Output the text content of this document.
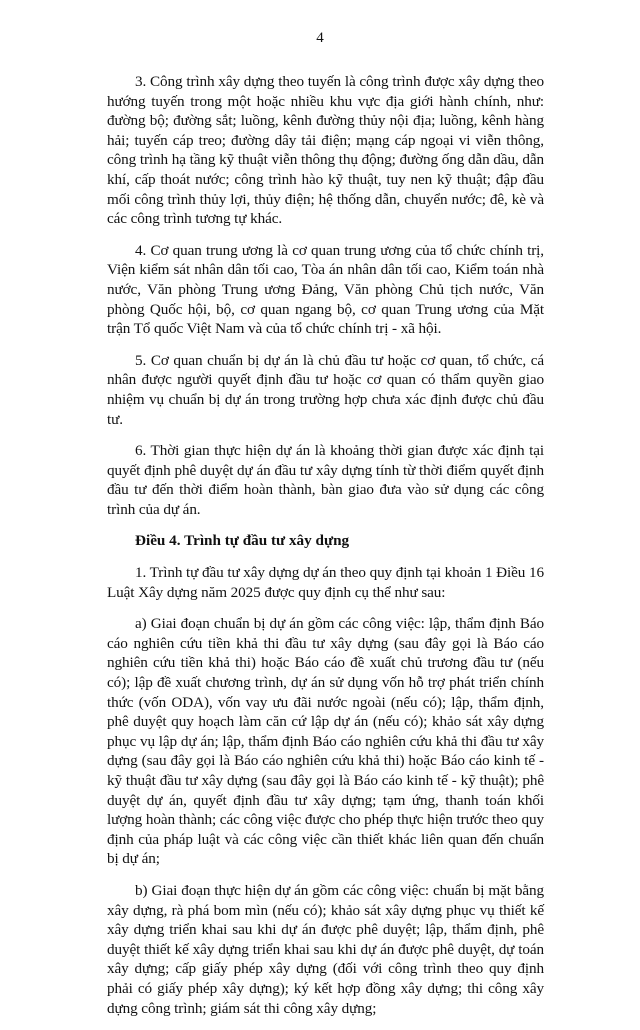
4

3. Công trình xây dựng theo tuyến là công trình được xây dựng theo hướng tuyến trong một hoặc nhiều khu vực địa giới hành chính, như: đường bộ; đường sắt; luồng, kênh đường thủy nội địa; luồng, kênh hàng hải; tuyến cáp treo; đường dây tải điện; mạng cáp ngoại vi viễn thông, công trình hạ tầng kỹ thuật viễn thông thụ động; đường ống dẫn dầu, dẫn khí, cấp thoát nước; công trình hào kỹ thuật, tuy nen kỹ thuật; đập đầu mối công trình thủy lợi, thủy điện; hệ thống dẫn, chuyển nước; đê, kè và các công trình tương tự khác.

4. Cơ quan trung ương là cơ quan trung ương của tổ chức chính trị, Viện kiểm sát nhân dân tối cao, Tòa án nhân dân tối cao, Kiểm toán nhà nước, Văn phòng Trung ương Đảng, Văn phòng Chủ tịch nước, Văn phòng Quốc hội, bộ, cơ quan ngang bộ, cơ quan Trung ương của Mặt trận Tổ quốc Việt Nam và của tổ chức chính trị - xã hội.

5. Cơ quan chuẩn bị dự án là chủ đầu tư hoặc cơ quan, tổ chức, cá nhân được người quyết định đầu tư hoặc cơ quan có thẩm quyền giao nhiệm vụ chuẩn bị dự án trong trường hợp chưa xác định được chủ đầu tư.

6. Thời gian thực hiện dự án là khoảng thời gian được xác định tại quyết định phê duyệt dự án đầu tư xây dựng tính từ thời điểm quyết định đầu tư đến thời điểm hoàn thành, bàn giao đưa vào sử dụng các công trình của dự án.

Điều 4. Trình tự đầu tư xây dựng

1. Trình tự đầu tư xây dựng dự án theo quy định tại khoản 1 Điều 16 Luật Xây dựng năm 2025 được quy định cụ thể như sau:

a) Giai đoạn chuẩn bị dự án gồm các công việc: lập, thẩm định Báo cáo nghiên cứu tiền khả thi đầu tư xây dựng (sau đây gọi là Báo cáo nghiên cứu tiền khả thi) hoặc Báo cáo đề xuất chủ trương đầu tư (nếu có); lập đề xuất chương trình, dự án sử dụng vốn hỗ trợ phát triển chính thức (vốn ODA), vốn vay ưu đãi nước ngoài (nếu có); lập, thẩm định, phê duyệt quy hoạch làm căn cứ lập dự án (nếu có); khảo sát xây dựng phục vụ lập dự án; lập, thẩm định Báo cáo nghiên cứu khả thi đầu tư xây dựng (sau đây gọi là Báo cáo nghiên cứu khả thi) hoặc Báo cáo kinh tế - kỹ thuật đầu tư xây dựng (sau đây gọi là Báo cáo kinh tế - kỹ thuật); phê duyệt dự án, quyết định đầu tư xây dựng; tạm ứng, thanh toán khối lượng hoàn thành; các công việc được cho phép thực hiện trước theo quy định của pháp luật và các công việc cần thiết khác liên quan đến chuẩn bị dự án;

b) Giai đoạn thực hiện dự án gồm các công việc: chuẩn bị mặt bằng xây dựng, rà phá bom mìn (nếu có); khảo sát xây dựng phục vụ thiết kế xây dựng triển khai sau khi dự án được phê duyệt; lập, thẩm định, phê duyệt thiết kế xây dựng triển khai sau khi dự án được phê duyệt, dự toán xây dựng; cấp giấy phép xây dựng (đối với công trình theo quy định phải có giấy phép xây dựng); ký kết hợp đồng xây dựng; thi công xây dựng công trình; giám sát thi công xây dựng;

#### Task requirements:
Select the lines from the entries that include the word "giao".

#### Exercise solution:
5. Cơ quan chuẩn bị dự án là chủ đầu tư hoặc cơ quan, tổ chức, cá nhân được người quyết định đầu tư hoặc cơ quan có thẩm quyền giao nhiệm vụ chuẩn bị dự án trong trường hợp chưa xác định được chủ đầu tư.
6. Thời gian thực hiện dự án là khoảng thời gian được xác định tại quyết định phê duyệt dự án đầu tư xây dựng tính từ thời điểm quyết định đầu tư đến thời điểm hoàn thành, bàn giao đưa vào sử dụng các công trình của dự án.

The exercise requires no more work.